> [SET EXERCISE]: Restate, word for word, all of the material shown below.
** start **
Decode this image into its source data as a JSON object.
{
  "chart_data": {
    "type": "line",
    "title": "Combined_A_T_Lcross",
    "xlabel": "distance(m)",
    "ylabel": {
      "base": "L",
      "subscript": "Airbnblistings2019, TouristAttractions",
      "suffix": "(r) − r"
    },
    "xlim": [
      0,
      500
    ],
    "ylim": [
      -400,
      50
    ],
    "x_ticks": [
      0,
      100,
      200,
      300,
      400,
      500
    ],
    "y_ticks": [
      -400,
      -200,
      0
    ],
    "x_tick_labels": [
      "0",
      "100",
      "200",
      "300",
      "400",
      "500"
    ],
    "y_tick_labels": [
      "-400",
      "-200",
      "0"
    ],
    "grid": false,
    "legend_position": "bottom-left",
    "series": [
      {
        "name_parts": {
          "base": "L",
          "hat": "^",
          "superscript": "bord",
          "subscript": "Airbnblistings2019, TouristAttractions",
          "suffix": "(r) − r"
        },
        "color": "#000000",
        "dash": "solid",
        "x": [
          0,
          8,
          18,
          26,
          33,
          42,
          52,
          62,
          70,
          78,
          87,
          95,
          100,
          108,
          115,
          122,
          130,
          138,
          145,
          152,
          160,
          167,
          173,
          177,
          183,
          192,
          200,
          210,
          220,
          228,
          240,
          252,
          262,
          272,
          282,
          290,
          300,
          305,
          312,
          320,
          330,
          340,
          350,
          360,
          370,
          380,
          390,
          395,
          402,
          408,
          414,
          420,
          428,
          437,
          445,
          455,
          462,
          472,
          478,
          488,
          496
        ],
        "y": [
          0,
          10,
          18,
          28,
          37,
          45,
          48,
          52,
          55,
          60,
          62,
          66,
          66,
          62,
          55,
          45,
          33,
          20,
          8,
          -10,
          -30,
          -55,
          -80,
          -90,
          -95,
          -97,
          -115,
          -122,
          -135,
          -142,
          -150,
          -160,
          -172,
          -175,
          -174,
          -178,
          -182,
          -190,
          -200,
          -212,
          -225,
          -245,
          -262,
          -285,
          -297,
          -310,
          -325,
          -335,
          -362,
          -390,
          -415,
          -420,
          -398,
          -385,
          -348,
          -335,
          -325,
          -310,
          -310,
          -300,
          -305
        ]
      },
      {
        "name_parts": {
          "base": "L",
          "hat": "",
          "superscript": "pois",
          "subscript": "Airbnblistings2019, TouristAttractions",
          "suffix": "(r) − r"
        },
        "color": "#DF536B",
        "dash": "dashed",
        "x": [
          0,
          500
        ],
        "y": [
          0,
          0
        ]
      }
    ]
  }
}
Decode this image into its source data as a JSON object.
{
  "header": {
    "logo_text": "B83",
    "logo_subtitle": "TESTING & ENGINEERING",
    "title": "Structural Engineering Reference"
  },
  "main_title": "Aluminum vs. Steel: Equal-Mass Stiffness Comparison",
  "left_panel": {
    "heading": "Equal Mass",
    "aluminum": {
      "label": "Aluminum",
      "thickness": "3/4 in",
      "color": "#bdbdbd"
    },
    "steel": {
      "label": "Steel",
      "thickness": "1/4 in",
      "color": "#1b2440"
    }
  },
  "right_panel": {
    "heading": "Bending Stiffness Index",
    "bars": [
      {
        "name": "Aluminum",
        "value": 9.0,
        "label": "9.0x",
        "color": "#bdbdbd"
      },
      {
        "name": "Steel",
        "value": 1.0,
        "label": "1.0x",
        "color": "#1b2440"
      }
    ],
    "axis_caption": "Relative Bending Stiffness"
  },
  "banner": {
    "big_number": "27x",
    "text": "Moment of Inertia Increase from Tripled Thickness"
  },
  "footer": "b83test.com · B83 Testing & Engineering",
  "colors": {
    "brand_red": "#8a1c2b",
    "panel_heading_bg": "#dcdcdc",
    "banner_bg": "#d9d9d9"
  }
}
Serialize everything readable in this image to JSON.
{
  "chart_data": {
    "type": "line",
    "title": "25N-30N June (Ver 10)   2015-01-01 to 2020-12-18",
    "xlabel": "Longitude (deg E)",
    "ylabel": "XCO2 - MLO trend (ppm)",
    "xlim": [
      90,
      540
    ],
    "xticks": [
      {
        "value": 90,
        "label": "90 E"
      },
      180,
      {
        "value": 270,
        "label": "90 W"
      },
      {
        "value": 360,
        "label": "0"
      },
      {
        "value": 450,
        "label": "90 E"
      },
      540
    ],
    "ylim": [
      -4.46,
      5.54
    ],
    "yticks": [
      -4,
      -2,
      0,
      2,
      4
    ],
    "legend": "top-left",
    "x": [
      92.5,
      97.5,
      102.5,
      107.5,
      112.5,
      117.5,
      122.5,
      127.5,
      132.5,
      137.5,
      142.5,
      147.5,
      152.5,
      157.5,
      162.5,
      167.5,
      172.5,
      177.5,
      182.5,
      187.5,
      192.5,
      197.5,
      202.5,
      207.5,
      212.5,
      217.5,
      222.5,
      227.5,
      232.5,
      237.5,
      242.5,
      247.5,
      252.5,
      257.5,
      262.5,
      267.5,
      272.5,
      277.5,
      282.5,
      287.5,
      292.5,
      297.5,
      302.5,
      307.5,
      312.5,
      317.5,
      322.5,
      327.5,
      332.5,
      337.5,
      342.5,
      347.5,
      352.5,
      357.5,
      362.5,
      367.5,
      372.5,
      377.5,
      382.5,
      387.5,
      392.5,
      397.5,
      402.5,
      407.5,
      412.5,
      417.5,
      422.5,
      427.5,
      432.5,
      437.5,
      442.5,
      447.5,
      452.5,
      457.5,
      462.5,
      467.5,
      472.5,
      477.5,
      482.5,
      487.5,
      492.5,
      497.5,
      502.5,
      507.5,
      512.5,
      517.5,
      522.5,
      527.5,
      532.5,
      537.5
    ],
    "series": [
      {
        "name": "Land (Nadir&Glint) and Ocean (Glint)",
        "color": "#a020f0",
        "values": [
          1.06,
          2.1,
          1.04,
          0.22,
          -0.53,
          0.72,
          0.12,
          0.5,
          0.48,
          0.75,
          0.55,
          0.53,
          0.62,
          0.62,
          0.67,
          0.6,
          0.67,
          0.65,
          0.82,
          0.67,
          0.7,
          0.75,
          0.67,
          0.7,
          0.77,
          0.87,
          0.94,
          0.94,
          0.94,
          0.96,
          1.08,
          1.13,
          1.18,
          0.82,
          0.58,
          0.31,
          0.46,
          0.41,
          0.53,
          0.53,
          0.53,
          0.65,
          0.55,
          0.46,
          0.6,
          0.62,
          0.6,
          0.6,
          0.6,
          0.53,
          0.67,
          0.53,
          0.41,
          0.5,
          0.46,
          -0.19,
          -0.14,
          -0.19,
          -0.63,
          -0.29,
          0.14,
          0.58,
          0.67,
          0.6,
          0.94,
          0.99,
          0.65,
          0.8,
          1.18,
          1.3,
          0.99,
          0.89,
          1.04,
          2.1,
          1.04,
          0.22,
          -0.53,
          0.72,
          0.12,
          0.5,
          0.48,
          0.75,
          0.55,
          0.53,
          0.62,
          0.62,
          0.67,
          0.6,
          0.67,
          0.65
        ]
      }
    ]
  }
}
** end **
> [EXPECTED ANSWER]:
Decode this image into its source data as a JSON object.
{
  "chart_data": {
    "type": "line",
    "title": "Combined_A_T_Lcross",
    "xlabel": "distance(m)",
    "ylabel": {
      "base": "L",
      "subscript": "Airbnblistings2019, TouristAttractions",
      "suffix": "(r) − r"
    },
    "xlim": [
      0,
      500
    ],
    "ylim": [
      -400,
      50
    ],
    "x_ticks": [
      0,
      100,
      200,
      300,
      400,
      500
    ],
    "y_ticks": [
      -400,
      -200,
      0
    ],
    "x_tick_labels": [
      "0",
      "100",
      "200",
      "300",
      "400",
      "500"
    ],
    "y_tick_labels": [
      "-400",
      "-200",
      "0"
    ],
    "grid": false,
    "legend_position": "bottom-left",
    "series": [
      {
        "name_parts": {
          "base": "L",
          "hat": "^",
          "superscript": "bord",
          "subscript": "Airbnblistings2019, TouristAttractions",
          "suffix": "(r) − r"
        },
        "color": "#000000",
        "dash": "solid",
        "x": [
          0,
          8,
          18,
          26,
          33,
          42,
          52,
          62,
          70,
          78,
          87,
          95,
          100,
          108,
          115,
          122,
          130,
          138,
          145,
          152,
          160,
          167,
          173,
          177,
          183,
          192,
          200,
          210,
          220,
          228,
          240,
          252,
          262,
          272,
          282,
          290,
          300,
          305,
          312,
          320,
          330,
          340,
          350,
          360,
          370,
          380,
          390,
          395,
          402,
          408,
          414,
          420,
          428,
          437,
          445,
          455,
          462,
          472,
          478,
          488,
          496
        ],
        "y": [
          0,
          10,
          18,
          28,
          37,
          45,
          48,
          52,
          55,
          60,
          62,
          66,
          66,
          62,
          55,
          45,
          33,
          20,
          8,
          -10,
          -30,
          -55,
          -80,
          -90,
          -95,
          -97,
          -115,
          -122,
          -135,
          -142,
          -150,
          -160,
          -172,
          -175,
          -174,
          -178,
          -182,
          -190,
          -200,
          -212,
          -225,
          -245,
          -262,
          -285,
          -297,
          -310,
          -325,
          -335,
          -362,
          -390,
          -415,
          -420,
          -398,
          -385,
          -348,
          -335,
          -325,
          -310,
          -310,
          -300,
          -305
        ]
      },
      {
        "name_parts": {
          "base": "L",
          "hat": "",
          "superscript": "pois",
          "subscript": "Airbnblistings2019, TouristAttractions",
          "suffix": "(r) − r"
        },
        "color": "#DF536B",
        "dash": "dashed",
        "x": [
          0,
          500
        ],
        "y": [
          0,
          0
        ]
      }
    ]
  }
}
Decode this image into its source data as a JSON object.
{
  "header": {
    "logo_text": "B83",
    "logo_subtitle": "TESTING & ENGINEERING",
    "title": "Structural Engineering Reference"
  },
  "main_title": "Aluminum vs. Steel: Equal-Mass Stiffness Comparison",
  "left_panel": {
    "heading": "Equal Mass",
    "aluminum": {
      "label": "Aluminum",
      "thickness": "3/4 in",
      "color": "#bdbdbd"
    },
    "steel": {
      "label": "Steel",
      "thickness": "1/4 in",
      "color": "#1b2440"
    }
  },
  "right_panel": {
    "heading": "Bending Stiffness Index",
    "bars": [
      {
        "name": "Aluminum",
        "value": 9.0,
        "label": "9.0x",
        "color": "#bdbdbd"
      },
      {
        "name": "Steel",
        "value": 1.0,
        "label": "1.0x",
        "color": "#1b2440"
      }
    ],
    "axis_caption": "Relative Bending Stiffness"
  },
  "banner": {
    "big_number": "27x",
    "text": "Moment of Inertia Increase from Tripled Thickness"
  },
  "footer": "b83test.com · B83 Testing & Engineering",
  "colors": {
    "brand_red": "#8a1c2b",
    "panel_heading_bg": "#dcdcdc",
    "banner_bg": "#d9d9d9"
  }
}
Serialize everything readable in this image to JSON.
{
  "chart_data": {
    "type": "line",
    "title": "25N-30N June (Ver 10)   2015-01-01 to 2020-12-18",
    "xlabel": "Longitude (deg E)",
    "ylabel": "XCO2 - MLO trend (ppm)",
    "xlim": [
      90,
      540
    ],
    "xticks": [
      {
        "value": 90,
        "label": "90 E"
      },
      180,
      {
        "value": 270,
        "label": "90 W"
      },
      {
        "value": 360,
        "label": "0"
      },
      {
        "value": 450,
        "label": "90 E"
      },
      540
    ],
    "ylim": [
      -4.46,
      5.54
    ],
    "yticks": [
      -4,
      -2,
      0,
      2,
      4
    ],
    "legend": "top-left",
    "x": [
      92.5,
      97.5,
      102.5,
      107.5,
      112.5,
      117.5,
      122.5,
      127.5,
      132.5,
      137.5,
      142.5,
      147.5,
      152.5,
      157.5,
      162.5,
      167.5,
      172.5,
      177.5,
      182.5,
      187.5,
      192.5,
      197.5,
      202.5,
      207.5,
      212.5,
      217.5,
      222.5,
      227.5,
      232.5,
      237.5,
      242.5,
      247.5,
      252.5,
      257.5,
      262.5,
      267.5,
      272.5,
      277.5,
      282.5,
      287.5,
      292.5,
      297.5,
      302.5,
      307.5,
      312.5,
      317.5,
      322.5,
      327.5,
      332.5,
      337.5,
      342.5,
      347.5,
      352.5,
      357.5,
      362.5,
      367.5,
      372.5,
      377.5,
      382.5,
      387.5,
      392.5,
      397.5,
      402.5,
      407.5,
      412.5,
      417.5,
      422.5,
      427.5,
      432.5,
      437.5,
      442.5,
      447.5,
      452.5,
      457.5,
      462.5,
      467.5,
      472.5,
      477.5,
      482.5,
      487.5,
      492.5,
      497.5,
      502.5,
      507.5,
      512.5,
      517.5,
      522.5,
      527.5,
      532.5,
      537.5
    ],
    "series": [
      {
        "name": "Land (Nadir&Glint) and Ocean (Glint)",
        "color": "#a020f0",
        "values": [
          1.06,
          2.1,
          1.04,
          0.22,
          -0.53,
          0.72,
          0.12,
          0.5,
          0.48,
          0.75,
          0.55,
          0.53,
          0.62,
          0.62,
          0.67,
          0.6,
          0.67,
          0.65,
          0.82,
          0.67,
          0.7,
          0.75,
          0.67,
          0.7,
          0.77,
          0.87,
          0.94,
          0.94,
          0.94,
          0.96,
          1.08,
          1.13,
          1.18,
          0.82,
          0.58,
          0.31,
          0.46,
          0.41,
          0.53,
          0.53,
          0.53,
          0.65,
          0.55,
          0.46,
          0.6,
          0.62,
          0.6,
          0.6,
          0.6,
          0.53,
          0.67,
          0.53,
          0.41,
          0.5,
          0.46,
          -0.19,
          -0.14,
          -0.19,
          -0.63,
          -0.29,
          0.14,
          0.58,
          0.67,
          0.6,
          0.94,
          0.99,
          0.65,
          0.8,
          1.18,
          1.3,
          0.99,
          0.89,
          1.04,
          2.1,
          1.04,
          0.22,
          -0.53,
          0.72,
          0.12,
          0.5,
          0.48,
          0.75,
          0.55,
          0.53,
          0.62,
          0.62,
          0.67,
          0.6,
          0.67,
          0.65
        ]
      }
    ]
  }
}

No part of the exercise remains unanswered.